Sumatera bagian selatan, kepulauan Maluku, dan Papua bagian utara memiliki risiko tsunami yang tinggi berdasarkan peta indeks ancaman tsunami Indonesia. Ancaman risiko tsunami yang rendah berada di Jawa dan pegunungan Sumatra. Selain itu, risiko yang rendah juga ada di pulau Kalimantan.
Salah satu bencana tsunami yang diakibatkan aktivitas tektonik terjadi pada tahun 2006 di Pantai Pangandaran, Jawa Barat. Tsunami ini berawal dari gempa bumi berkekuatan 6,8 SR, dengan titik pusat gempa berada di kedalaman ≤ 30 km. Tsunami menerjang pantai selatan Jawa Barat seperti Cipatujah, Pangandaran, pantai selatan Cianjur, Cilauteureun, dan Sukabumi. Akibat bencana ini ratusan orang meninggal, hotel sepanjang pantai hancur, puluhan jiwa hilang, ratusan orang mengalami cedera, dan ratusan rumah hancur.

────────────────

Tugas yang diberikan 1 ::
Tentukan apakah setiap pernyataan berikut sesuai dengan teks tentang risiko tsunami di Indonesia. Jawab ya atau tidak untuk masing-masing, disertai kutipan persis dari teks yang menjadi penentunya.
(a) Pulau Kalimantan memiliki risiko tsunami yang rendah.
(b) Gempa yang memicu tsunami Pangandaran tahun 2006 berkekuatan 7,2 SR.
(c) Papua bagian utara termasuk wilayah dengan risiko tsunami rendah.
Tugas yang diberikan 2 :: Salin dengan persis bagian teks tentang risiko tsunami itu, mulai dari kata-kata yang memuat "Salah satu bencana" dan berhenti setelah "ratusan rumah hancur.".
Daftar berikut tidak berperan apa pun di sini.

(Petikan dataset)
────────────────

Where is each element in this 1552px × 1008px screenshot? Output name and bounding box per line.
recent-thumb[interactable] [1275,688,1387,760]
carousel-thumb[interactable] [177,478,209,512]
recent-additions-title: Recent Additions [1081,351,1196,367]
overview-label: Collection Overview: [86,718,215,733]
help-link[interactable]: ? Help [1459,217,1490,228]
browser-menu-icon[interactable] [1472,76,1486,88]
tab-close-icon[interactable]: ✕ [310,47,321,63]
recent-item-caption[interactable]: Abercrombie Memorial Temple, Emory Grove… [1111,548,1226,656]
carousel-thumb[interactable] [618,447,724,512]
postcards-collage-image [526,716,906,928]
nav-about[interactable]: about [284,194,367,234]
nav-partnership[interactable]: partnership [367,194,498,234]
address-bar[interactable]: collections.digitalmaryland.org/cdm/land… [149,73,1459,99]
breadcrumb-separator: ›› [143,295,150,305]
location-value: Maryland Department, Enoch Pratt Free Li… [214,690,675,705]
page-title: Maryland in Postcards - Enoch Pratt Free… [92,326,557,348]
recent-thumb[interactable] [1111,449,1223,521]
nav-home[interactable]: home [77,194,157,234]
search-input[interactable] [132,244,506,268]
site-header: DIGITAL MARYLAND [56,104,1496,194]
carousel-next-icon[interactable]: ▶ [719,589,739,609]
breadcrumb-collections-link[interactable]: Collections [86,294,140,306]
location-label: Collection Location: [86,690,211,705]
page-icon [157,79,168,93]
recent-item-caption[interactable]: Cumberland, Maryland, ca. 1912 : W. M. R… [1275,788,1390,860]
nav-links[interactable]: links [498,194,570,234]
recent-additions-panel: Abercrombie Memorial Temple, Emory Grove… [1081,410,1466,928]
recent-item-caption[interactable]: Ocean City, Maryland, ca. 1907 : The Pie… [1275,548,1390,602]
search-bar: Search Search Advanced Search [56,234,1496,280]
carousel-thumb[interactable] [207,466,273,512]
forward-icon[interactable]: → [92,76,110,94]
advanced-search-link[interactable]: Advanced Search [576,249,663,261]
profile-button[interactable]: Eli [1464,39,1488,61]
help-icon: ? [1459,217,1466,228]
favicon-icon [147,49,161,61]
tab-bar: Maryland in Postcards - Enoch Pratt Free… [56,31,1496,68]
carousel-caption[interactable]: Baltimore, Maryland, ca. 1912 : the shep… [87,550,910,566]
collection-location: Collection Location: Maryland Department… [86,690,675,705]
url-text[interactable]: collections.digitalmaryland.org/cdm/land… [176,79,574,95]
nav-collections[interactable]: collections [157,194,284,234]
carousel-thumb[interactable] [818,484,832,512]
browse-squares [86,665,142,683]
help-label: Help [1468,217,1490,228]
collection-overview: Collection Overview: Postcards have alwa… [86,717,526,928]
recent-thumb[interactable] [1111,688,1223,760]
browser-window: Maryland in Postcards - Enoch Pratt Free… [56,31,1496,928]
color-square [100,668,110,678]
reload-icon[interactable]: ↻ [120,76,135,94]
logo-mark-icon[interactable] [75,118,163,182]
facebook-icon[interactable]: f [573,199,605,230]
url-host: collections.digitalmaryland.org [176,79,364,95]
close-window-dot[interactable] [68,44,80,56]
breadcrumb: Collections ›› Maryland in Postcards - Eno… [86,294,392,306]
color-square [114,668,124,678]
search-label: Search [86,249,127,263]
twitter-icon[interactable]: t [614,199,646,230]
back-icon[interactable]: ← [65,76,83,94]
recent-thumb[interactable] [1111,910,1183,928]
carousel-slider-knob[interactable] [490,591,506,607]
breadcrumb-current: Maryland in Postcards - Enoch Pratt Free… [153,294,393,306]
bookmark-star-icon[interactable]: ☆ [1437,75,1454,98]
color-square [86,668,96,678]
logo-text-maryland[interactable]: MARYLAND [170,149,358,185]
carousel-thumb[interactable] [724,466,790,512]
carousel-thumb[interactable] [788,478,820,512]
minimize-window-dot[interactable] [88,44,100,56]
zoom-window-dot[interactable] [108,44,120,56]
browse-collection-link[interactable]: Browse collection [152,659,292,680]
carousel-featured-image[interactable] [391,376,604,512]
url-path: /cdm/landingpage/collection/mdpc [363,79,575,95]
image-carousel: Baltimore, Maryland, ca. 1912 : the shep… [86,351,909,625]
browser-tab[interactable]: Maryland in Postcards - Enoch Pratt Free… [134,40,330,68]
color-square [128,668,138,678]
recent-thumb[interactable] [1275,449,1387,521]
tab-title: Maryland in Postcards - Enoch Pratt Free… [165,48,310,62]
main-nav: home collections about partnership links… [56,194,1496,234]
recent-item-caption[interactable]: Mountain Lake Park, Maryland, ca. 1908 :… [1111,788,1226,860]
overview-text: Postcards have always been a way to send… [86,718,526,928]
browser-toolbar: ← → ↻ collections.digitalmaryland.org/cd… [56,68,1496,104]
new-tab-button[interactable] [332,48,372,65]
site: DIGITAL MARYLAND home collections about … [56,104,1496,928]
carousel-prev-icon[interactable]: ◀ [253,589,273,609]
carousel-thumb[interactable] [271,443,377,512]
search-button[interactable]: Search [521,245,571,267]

────────────────

Penyelesaian tugas 1 ::
(a) Ya: "Selain itu, risiko yang rendah juga ada di pulau Kalimantan."
(b) Tidak: "Tsunami ini berawal dari gempa bumi berkekuatan 6,8 SR"
(c) Tidak: "Sumatera bagian selatan, kepulauan Maluku, dan Papua bagian utara memiliki risiko tsunami yang tinggi"

Penyelesaian tugas 2 ::
Salah satu bencana tsunami yang diakibatkan aktivitas tektonik terjadi pada tahun 2006 di Pantai Pangandaran, Jawa Barat. Tsunami ini berawal dari gempa bumi berkekuatan 6,8 SR, dengan titik pusat gempa berada di kedalaman ≤ 30 km. Tsunami menerjang pantai selatan Jawa Barat seperti Cipatujah, Pangandaran, pantai selatan Cianjur, Cilauteureun, dan Sukabumi. Akibat bencana ini ratusan orang meninggal, hotel sepanjang pantai hancur, puluhan jiwa hilang, ratusan orang mengalami cedera, dan ratusan rumah hancur.